* _Short problem_:
Spot each line in the records below where the word "恒念物力维艰" occurs, then copy it.
┌─ Records supplied
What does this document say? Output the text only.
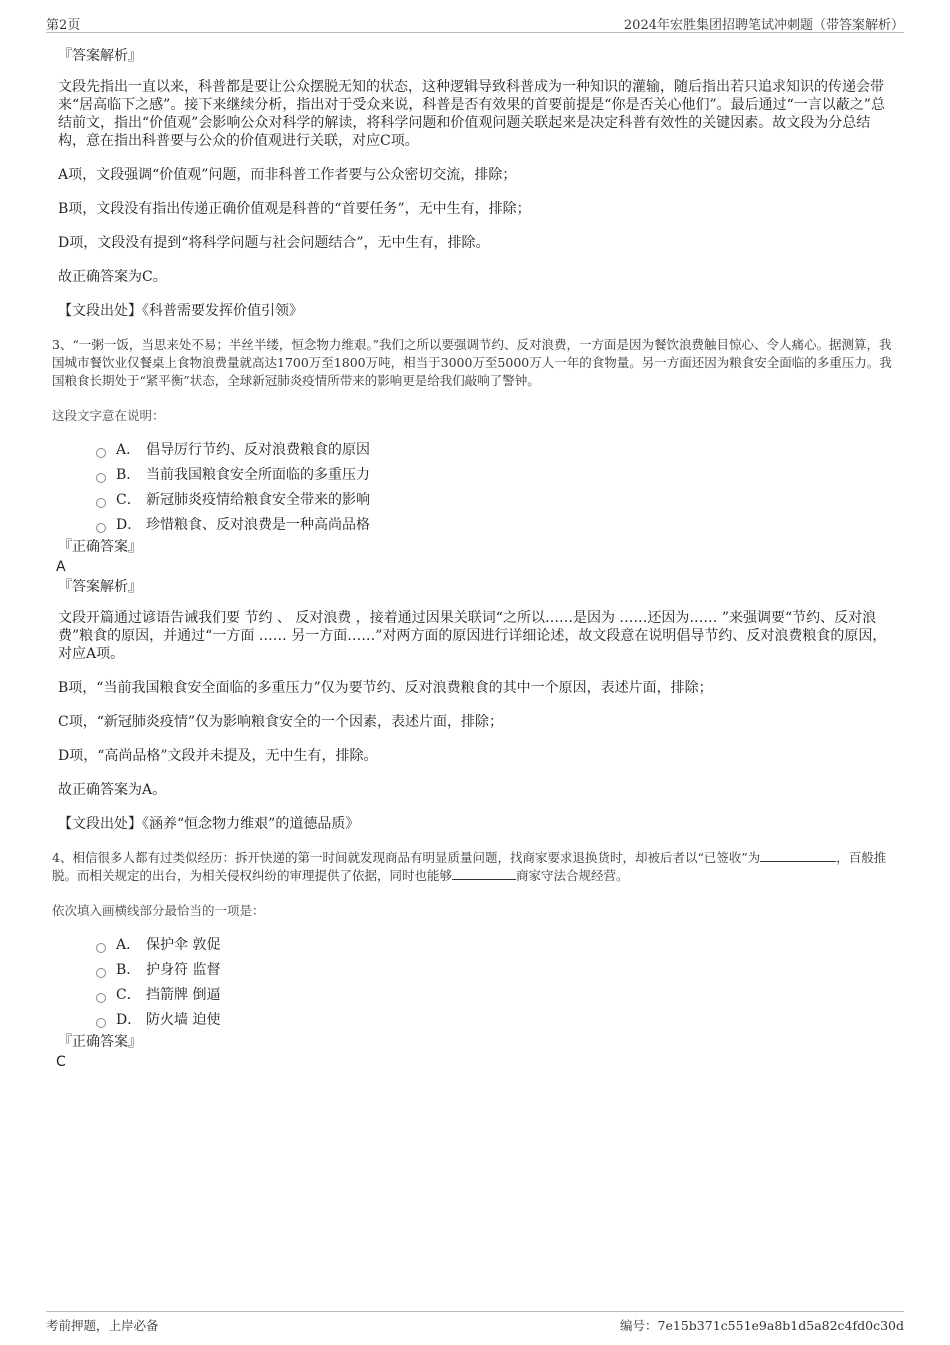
第2页	2024年宏胜集团招聘笔试冲刺题（带答案解析）
『答案解析』
文段先指出一直以来，科普都是要让公众摆脱无知的状态，这种逻辑导致科普成为一种知识的灌输，随后指出若只追求知识的传递会带来“居高临下之感”。接下来继续分析，指出对于受众来说，科普是否有效果的首要前提是“你是否关心他们”。最后通过“一言以蔽之”总结前文，指出“价值观”会影响公众对科学的解读，将科学问题和价值观问题关联起来是决定科普有效性的关键因素。故文段为分总结构，意在指出科普要与公众的价值观进行关联，对应C项。
A项，文段强调“价值观”问题，而非科普工作者要与公众密切交流，排除；
B项，文段没有指出传递正确价值观是科普的“首要任务”，无中生有，排除；
D项，文段没有提到“将科学问题与社会问题结合”，无中生有，排除。
故正确答案为C。
【文段出处】《科普需要发挥价值引领》
3、“一粥一饭，当思来处不易；半丝半缕，恒念物力维艰。”我们之所以要强调节约、反对浪费，一方面是因为餐饮浪费触目惊心、令人痛心。据测算，我国城市餐饮业仅餐桌上食物浪费量就高达1700万至1800万吨，相当于3000万至5000万人一年的食物量。另一方面还因为粮食安全面临的多重压力。我国粮食长期处于“紧平衡”状态，全球新冠肺炎疫情所带来的影响更是给我们敲响了警钟。
这段文字意在说明：
A． 倡导厉行节约、反对浪费粮食的原因
B． 当前我国粮食安全所面临的多重压力
C． 新冠肺炎疫情给粮食安全带来的影响
D． 珍惜粮食、反对浪费是一种高尚品格
『正确答案』
A
『答案解析』
文段开篇通过谚语告诫我们要 节约 、 反对浪费 ，接着通过因果关联词“之所以……是因为 ……还因为…… ”来强调要“节约、反对浪费”粮食的原因，并通过“一方面 …… 另一方面……”对两方面的原因进行详细论述，故文段意在说明倡导节约、反对浪费粮食的原因，对应A项。
B项，“当前我国粮食安全面临的多重压力”仅为要节约、反对浪费粮食的其中一个原因，表述片面，排除；
C项，“新冠肺炎疫情”仅为影响粮食安全的一个因素，表述片面，排除；
D项，“高尚品格”文段并未提及，无中生有，排除。
故正确答案为A。
【文段出处】《涵养“恒念物力维艰”的道德品质》
4、相信很多人都有过类似经历：拆开快递的第一时间就发现商品有明显质量问题，找商家要求退换货时，却被后者以“已签收”为	，百般推脱。而相关规定的出台，为相关侵权纠纷的审理提供了依据，同时也能够	商家守法合规经营。
依次填入画横线部分最恰当的一项是：
A． 保护伞 敦促
B． 护身符 监督
C． 挡箭牌 倒逼
D． 防火墙 迫使
『正确答案』
C
考前押题，上岸必备	编号：7e15b371c551e9a8b1d5a82c4fd0c30d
└─
* _Result_:
3、“一粥一饭，当思来处不易；半丝半缕，恒念物力维艰。”我们之所以要强调节约、反对浪费，一方面是因为餐饮浪费触目惊心、令人痛心。据测算，我国城市餐饮业仅餐桌上食物浪费量就高达1700万至1800万吨，相当于3000万至5000万人一年的食物量。另一方面还因为粮食安全面临的多重压力。我国粮食长期处于“紧平衡”状态，全球新冠肺炎疫情所带来的影响更是给我们敲响了警钟。
【文段出处】《涵养“恒念物力维艰”的道德品质》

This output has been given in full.